(Raw records)

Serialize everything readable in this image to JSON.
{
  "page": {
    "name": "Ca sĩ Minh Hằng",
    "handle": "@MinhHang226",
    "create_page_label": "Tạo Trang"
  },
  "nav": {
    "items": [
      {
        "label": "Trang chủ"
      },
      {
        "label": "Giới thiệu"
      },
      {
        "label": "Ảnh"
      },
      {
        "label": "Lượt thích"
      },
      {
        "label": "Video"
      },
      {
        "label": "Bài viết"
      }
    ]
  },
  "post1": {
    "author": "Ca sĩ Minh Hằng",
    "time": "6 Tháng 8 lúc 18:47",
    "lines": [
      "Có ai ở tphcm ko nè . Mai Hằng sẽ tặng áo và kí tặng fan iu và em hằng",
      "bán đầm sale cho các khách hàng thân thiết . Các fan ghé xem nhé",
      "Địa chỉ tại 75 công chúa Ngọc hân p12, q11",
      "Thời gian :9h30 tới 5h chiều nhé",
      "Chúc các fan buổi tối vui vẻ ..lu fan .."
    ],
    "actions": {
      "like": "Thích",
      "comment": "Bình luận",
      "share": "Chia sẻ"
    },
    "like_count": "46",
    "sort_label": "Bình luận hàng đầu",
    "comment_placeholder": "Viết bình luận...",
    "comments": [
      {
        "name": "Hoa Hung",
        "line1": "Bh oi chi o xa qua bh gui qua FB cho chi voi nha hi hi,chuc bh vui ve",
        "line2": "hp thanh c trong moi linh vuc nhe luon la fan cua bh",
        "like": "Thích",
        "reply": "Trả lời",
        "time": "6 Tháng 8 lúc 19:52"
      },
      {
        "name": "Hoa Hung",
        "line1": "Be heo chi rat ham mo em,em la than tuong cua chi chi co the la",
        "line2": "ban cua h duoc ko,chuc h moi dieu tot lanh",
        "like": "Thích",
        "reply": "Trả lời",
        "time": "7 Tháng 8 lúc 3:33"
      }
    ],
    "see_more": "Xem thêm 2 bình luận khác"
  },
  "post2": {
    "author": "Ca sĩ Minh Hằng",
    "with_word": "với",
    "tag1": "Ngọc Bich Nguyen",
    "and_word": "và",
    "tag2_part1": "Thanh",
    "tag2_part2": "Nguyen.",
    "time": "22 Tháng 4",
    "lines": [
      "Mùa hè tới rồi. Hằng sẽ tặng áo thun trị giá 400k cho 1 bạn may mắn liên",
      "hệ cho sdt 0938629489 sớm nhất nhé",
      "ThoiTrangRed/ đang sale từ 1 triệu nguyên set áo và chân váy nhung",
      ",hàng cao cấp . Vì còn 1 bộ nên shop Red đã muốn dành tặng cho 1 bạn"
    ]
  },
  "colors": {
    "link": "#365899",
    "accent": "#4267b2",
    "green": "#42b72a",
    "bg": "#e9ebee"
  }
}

**WRITTEN REQUEST**: Collect each line of the entries that has the word "tặng", copying it in full.

**ANSWER TO THE PROBLEM**:
      "Có ai ở tphcm ko nè . Mai Hằng sẽ tặng áo và kí tặng fan iu và em hằng",
      "Mùa hè tới rồi. Hằng sẽ tặng áo thun trị giá 400k cho 1 bạn may mắn liên",
      ",hàng cao cấp . Vì còn 1 bộ nên shop Red đã muốn dành tặng cho 1 bạn"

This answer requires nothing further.